• Short task
Present each line of the entries below that holds the word "degC".

• Dataset records
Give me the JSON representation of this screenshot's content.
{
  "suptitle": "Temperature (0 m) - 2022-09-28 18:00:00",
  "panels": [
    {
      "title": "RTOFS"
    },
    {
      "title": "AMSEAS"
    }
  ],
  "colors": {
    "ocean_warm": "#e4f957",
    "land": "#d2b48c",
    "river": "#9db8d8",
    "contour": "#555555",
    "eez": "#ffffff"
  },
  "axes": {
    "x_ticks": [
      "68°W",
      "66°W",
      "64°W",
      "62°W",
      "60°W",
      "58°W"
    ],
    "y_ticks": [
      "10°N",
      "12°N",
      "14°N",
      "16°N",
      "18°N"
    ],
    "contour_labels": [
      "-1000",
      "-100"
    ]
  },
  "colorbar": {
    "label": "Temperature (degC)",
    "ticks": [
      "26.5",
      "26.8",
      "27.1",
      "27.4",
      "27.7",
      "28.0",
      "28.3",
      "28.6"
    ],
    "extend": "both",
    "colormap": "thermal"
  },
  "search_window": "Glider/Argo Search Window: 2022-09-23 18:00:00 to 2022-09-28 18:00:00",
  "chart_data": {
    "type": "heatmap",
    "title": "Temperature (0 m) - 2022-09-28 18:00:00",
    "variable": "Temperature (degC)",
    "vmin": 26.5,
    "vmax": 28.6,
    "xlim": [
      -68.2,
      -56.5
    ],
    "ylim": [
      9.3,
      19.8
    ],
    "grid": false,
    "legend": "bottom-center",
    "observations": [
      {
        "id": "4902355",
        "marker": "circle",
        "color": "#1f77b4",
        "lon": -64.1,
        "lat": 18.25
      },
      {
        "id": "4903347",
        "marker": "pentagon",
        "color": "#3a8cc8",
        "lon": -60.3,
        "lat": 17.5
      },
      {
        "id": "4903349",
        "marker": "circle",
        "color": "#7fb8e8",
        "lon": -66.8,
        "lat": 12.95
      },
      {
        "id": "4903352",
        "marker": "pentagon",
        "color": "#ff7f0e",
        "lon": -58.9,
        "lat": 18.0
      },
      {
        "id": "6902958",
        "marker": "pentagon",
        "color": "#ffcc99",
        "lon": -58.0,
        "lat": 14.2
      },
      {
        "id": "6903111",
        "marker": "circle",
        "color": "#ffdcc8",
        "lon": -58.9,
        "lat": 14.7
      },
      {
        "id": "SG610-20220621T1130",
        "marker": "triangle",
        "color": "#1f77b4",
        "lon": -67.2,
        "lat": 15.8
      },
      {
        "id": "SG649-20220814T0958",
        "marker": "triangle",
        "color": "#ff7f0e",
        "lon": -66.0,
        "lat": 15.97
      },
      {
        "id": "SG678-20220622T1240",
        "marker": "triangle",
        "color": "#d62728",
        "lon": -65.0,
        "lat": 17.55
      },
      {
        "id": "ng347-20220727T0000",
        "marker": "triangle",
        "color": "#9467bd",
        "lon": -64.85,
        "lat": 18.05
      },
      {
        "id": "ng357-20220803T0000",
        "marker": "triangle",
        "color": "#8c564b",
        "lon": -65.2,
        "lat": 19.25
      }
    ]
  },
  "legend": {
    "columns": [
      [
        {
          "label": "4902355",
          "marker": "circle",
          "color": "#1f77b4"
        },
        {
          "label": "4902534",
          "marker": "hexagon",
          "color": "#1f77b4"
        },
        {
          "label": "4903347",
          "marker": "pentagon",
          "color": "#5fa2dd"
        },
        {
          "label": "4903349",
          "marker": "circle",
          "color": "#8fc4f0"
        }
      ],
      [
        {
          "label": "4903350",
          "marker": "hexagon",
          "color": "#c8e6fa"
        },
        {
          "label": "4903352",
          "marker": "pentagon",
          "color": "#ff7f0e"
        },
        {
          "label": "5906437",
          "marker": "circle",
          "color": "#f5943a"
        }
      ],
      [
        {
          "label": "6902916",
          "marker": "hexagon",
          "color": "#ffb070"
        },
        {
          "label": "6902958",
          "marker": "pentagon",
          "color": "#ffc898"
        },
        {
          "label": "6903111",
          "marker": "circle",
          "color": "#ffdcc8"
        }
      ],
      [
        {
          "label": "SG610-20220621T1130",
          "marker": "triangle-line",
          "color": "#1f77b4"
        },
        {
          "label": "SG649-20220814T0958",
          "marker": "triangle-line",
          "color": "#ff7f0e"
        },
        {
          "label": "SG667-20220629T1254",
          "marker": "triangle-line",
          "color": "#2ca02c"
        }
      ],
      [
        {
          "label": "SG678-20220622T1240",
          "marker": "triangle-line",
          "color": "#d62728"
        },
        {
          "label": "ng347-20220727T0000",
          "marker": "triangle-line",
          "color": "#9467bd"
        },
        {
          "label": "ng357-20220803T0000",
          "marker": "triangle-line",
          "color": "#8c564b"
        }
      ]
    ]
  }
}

• Solution to this task
    "label": "Temperature (degC)",
    "variable": "Temperature (degC)",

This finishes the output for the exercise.